> INSTRUCTIONS TO FOLLOW
Find the string "title" in the records. Copy every line it appears in.

* BEGIN MATERIAL FOR THIS TASK *

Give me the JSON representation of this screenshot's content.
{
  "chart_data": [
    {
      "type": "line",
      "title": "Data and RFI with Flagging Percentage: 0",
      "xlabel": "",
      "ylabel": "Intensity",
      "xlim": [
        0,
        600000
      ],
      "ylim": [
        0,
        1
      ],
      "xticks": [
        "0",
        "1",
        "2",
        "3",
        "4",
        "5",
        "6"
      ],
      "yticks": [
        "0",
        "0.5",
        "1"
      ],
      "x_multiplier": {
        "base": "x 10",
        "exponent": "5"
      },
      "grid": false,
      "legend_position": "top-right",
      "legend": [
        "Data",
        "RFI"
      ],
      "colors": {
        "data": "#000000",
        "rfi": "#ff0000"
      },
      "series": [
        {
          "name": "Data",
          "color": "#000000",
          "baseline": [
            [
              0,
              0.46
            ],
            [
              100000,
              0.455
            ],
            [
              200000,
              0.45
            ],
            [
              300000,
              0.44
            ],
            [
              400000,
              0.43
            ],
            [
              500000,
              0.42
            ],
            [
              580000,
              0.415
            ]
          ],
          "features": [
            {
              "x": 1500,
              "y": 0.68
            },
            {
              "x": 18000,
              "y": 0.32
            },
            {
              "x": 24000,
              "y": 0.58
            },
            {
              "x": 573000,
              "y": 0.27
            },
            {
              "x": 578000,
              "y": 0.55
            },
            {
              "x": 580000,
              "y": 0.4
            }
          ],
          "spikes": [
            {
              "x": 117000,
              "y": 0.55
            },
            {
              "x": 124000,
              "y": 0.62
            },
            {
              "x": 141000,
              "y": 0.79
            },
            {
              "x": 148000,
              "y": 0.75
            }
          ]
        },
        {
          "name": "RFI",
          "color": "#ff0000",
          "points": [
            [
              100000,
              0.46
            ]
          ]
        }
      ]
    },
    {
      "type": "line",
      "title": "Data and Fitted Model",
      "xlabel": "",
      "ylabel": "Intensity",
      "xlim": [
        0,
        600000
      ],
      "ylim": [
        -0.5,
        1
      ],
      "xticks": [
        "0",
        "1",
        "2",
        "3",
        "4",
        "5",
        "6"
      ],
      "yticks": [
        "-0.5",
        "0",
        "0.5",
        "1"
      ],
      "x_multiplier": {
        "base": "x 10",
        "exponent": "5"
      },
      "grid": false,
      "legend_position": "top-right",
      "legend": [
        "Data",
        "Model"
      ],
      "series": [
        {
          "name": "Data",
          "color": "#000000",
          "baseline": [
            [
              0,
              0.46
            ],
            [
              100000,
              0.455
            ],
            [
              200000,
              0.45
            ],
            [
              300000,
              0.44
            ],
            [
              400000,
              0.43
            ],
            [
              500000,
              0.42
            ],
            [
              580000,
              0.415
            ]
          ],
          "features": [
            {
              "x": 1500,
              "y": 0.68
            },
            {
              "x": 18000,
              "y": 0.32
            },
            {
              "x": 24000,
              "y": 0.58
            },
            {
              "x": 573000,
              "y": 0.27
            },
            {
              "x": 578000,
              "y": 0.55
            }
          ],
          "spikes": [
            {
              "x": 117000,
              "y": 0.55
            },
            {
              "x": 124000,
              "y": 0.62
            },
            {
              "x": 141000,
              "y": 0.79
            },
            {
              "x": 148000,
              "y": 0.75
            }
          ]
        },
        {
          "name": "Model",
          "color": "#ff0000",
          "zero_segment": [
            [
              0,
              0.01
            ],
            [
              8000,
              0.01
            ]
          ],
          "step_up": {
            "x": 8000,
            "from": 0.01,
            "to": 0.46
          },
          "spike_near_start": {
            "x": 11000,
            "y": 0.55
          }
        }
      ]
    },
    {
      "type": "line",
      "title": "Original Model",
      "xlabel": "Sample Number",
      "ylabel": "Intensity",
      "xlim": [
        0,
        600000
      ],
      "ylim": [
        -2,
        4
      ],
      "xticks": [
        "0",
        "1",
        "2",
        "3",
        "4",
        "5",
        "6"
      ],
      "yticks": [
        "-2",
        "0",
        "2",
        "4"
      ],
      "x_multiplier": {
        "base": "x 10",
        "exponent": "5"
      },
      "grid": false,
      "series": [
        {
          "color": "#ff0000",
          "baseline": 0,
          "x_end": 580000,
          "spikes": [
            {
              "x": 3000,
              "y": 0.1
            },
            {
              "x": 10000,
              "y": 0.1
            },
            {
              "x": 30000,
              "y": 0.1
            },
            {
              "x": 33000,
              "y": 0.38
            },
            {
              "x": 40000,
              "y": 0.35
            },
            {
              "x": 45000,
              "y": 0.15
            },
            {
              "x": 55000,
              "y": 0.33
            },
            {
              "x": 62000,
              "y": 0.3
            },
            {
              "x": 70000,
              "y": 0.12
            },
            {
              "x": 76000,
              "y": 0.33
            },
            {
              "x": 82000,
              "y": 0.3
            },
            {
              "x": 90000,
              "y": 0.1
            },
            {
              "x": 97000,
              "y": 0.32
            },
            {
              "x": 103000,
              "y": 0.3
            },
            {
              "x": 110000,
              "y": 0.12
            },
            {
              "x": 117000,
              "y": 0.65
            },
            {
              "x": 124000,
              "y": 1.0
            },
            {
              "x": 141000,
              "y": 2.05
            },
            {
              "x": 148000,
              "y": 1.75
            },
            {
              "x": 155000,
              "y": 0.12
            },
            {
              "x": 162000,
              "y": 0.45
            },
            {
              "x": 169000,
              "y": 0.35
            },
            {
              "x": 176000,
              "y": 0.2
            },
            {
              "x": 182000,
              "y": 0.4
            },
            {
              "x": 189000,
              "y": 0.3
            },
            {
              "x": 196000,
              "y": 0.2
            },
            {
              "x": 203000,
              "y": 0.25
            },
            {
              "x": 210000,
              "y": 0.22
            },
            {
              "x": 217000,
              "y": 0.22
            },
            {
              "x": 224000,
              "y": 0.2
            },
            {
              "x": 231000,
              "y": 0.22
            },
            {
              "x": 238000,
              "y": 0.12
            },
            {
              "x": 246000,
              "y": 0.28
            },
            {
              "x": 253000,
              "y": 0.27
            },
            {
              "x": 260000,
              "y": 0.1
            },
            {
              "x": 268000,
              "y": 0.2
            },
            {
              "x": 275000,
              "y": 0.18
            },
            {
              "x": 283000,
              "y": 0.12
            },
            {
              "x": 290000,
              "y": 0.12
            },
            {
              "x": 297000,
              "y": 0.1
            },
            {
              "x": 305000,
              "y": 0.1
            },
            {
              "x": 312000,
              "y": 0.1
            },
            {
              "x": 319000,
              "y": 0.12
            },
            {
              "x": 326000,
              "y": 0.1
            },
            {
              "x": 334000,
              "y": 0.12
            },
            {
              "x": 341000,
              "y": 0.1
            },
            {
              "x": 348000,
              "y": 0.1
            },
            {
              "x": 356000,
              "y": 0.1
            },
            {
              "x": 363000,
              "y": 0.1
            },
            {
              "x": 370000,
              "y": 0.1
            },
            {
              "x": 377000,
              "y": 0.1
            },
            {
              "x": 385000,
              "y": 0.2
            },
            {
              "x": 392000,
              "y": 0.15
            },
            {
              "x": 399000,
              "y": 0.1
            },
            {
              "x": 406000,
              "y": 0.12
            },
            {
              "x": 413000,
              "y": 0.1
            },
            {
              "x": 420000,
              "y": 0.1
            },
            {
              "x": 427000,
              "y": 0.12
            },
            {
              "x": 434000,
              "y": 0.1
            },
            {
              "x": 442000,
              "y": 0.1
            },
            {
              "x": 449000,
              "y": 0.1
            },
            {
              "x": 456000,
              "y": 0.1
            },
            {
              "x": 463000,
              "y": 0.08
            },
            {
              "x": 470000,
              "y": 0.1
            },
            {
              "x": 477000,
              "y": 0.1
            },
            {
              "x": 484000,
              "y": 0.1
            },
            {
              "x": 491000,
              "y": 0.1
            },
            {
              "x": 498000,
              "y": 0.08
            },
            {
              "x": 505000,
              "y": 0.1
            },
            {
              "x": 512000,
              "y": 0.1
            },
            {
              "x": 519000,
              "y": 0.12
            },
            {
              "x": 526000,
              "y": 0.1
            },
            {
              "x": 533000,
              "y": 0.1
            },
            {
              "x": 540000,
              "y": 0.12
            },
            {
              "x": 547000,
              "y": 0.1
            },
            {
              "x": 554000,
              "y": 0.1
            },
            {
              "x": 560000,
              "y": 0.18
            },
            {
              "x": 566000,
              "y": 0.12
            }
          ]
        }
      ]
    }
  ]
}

* END MATERIAL FOR THIS TASK *

> SOLUTION FOR THIS PROBLEM
      "title": "Data and RFI with Flagging Percentage: 0",
      "title": "Data and Fitted Model",
      "title": "Original Model",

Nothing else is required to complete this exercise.